Data entries:
---------------
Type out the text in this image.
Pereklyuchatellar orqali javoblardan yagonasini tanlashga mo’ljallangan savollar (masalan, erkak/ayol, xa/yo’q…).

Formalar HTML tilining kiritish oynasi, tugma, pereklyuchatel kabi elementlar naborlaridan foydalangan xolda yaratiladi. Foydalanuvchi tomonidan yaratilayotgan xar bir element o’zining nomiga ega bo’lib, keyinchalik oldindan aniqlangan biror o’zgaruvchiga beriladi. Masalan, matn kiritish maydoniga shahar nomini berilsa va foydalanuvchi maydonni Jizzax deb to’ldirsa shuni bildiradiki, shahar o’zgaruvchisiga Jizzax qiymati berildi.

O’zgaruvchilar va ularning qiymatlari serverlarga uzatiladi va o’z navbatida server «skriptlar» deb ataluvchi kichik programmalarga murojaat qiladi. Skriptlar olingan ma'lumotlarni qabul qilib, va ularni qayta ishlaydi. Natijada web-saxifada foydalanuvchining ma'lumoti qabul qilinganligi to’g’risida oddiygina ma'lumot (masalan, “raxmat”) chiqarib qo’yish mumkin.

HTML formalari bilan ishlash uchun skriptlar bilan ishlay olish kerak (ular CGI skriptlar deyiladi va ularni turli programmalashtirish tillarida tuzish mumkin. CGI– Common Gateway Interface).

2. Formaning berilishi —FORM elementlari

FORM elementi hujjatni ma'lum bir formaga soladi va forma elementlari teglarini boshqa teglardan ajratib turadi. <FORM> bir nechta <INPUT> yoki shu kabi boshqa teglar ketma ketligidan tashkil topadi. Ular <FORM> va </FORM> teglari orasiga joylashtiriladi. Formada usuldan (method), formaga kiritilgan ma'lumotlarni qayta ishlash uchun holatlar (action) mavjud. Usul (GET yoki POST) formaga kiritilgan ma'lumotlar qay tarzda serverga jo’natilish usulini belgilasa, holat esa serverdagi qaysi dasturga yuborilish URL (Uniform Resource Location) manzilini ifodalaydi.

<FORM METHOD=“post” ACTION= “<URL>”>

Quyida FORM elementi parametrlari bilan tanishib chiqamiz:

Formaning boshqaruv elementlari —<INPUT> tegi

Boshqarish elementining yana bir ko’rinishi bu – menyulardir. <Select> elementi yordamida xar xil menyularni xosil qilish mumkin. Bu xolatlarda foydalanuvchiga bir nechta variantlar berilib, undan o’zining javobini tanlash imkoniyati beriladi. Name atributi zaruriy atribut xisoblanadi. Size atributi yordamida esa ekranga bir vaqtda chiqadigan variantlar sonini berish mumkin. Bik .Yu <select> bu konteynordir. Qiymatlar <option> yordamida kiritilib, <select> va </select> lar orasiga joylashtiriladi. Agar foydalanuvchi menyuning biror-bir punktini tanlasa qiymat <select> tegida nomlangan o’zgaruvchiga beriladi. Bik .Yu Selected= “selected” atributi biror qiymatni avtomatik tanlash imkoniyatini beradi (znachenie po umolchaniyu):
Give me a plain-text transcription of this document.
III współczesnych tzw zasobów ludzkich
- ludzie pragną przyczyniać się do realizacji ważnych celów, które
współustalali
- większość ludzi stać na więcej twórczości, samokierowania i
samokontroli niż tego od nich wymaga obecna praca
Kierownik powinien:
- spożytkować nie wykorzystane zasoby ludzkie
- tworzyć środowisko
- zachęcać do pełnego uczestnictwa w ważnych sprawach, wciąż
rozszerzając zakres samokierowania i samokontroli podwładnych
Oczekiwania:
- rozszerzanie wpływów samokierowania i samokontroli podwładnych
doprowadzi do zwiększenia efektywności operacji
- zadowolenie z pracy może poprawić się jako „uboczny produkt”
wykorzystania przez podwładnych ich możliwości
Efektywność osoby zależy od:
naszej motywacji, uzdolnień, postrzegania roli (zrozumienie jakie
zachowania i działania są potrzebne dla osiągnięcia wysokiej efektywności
---------------
Exercise goal: Please restate the records in full, word for word.

Result of this exercise:
Type out the text in this image.
Pereklyuchatellar orqali javoblardan yagonasini tanlashga mo’ljallangan savollar (masalan, erkak/ayol, xa/yo’q…).

Formalar HTML tilining kiritish oynasi, tugma, pereklyuchatel kabi elementlar naborlaridan foydalangan xolda yaratiladi. Foydalanuvchi tomonidan yaratilayotgan xar bir element o’zining nomiga ega bo’lib, keyinchalik oldindan aniqlangan biror o’zgaruvchiga beriladi. Masalan, matn kiritish maydoniga shahar nomini berilsa va foydalanuvchi maydonni Jizzax deb to’ldirsa shuni bildiradiki, shahar o’zgaruvchisiga Jizzax qiymati berildi.

O’zgaruvchilar va ularning qiymatlari serverlarga uzatiladi va o’z navbatida server «skriptlar» deb ataluvchi kichik programmalarga murojaat qiladi. Skriptlar olingan ma'lumotlarni qabul qilib, va ularni qayta ishlaydi. Natijada web-saxifada foydalanuvchining ma'lumoti qabul qilinganligi to’g’risida oddiygina ma'lumot (masalan, “raxmat”) chiqarib qo’yish mumkin.

HTML formalari bilan ishlash uchun skriptlar bilan ishlay olish kerak (ular CGI skriptlar deyiladi va ularni turli programmalashtirish tillarida tuzish mumkin. CGI– Common Gateway Interface).

2. Formaning berilishi —FORM elementlari

FORM elementi hujjatni ma'lum bir formaga soladi va forma elementlari teglarini boshqa teglardan ajratib turadi. <FORM> bir nechta <INPUT> yoki shu kabi boshqa teglar ketma ketligidan tashkil topadi. Ular <FORM> va </FORM> teglari orasiga joylashtiriladi. Formada usuldan (method), formaga kiritilgan ma'lumotlarni qayta ishlash uchun holatlar (action) mavjud. Usul (GET yoki POST) formaga kiritilgan ma'lumotlar qay tarzda serverga jo’natilish usulini belgilasa, holat esa serverdagi qaysi dasturga yuborilish URL (Uniform Resource Location) manzilini ifodalaydi.

<FORM METHOD=“post” ACTION= “<URL>”>

Quyida FORM elementi parametrlari bilan tanishib chiqamiz:

Formaning boshqaruv elementlari —<INPUT> tegi

Boshqarish elementining yana bir ko’rinishi bu – menyulardir. <Select> elementi yordamida xar xil menyularni xosil qilish mumkin. Bu xolatlarda foydalanuvchiga bir nechta variantlar berilib, undan o’zining javobini tanlash imkoniyati beriladi. Name atributi zaruriy atribut xisoblanadi. Size atributi yordamida esa ekranga bir vaqtda chiqadigan variantlar sonini berish mumkin. Bik .Yu <select> bu konteynordir. Qiymatlar <option> yordamida kiritilib, <select> va </select> lar orasiga joylashtiriladi. Agar foydalanuvchi menyuning biror-bir punktini tanlasa qiymat <select> tegida nomlangan o’zgaruvchiga beriladi. Bik .Yu Selected= “selected” atributi biror qiymatni avtomatik tanlash imkoniyatini beradi (znachenie po umolchaniyu):
Give me a plain-text transcription of this document.
III współczesnych tzw zasobów ludzkich
- ludzie pragną przyczyniać się do realizacji ważnych celów, które
współustalali
- większość ludzi stać na więcej twórczości, samokierowania i
samokontroli niż tego od nich wymaga obecna praca
Kierownik powinien:
- spożytkować nie wykorzystane zasoby ludzkie
- tworzyć środowisko
- zachęcać do pełnego uczestnictwa w ważnych sprawach, wciąż
rozszerzając zakres samokierowania i samokontroli podwładnych
Oczekiwania:
- rozszerzanie wpływów samokierowania i samokontroli podwładnych
doprowadzi do zwiększenia efektywności operacji
- zadowolenie z pracy może poprawić się jako „uboczny produkt”
wykorzystania przez podwładnych ich możliwości
Efektywność osoby zależy od:
naszej motywacji, uzdolnień, postrzegania roli (zrozumienie jakie
zachowania i działania są potrzebne dla osiągnięcia wysokiej efektywności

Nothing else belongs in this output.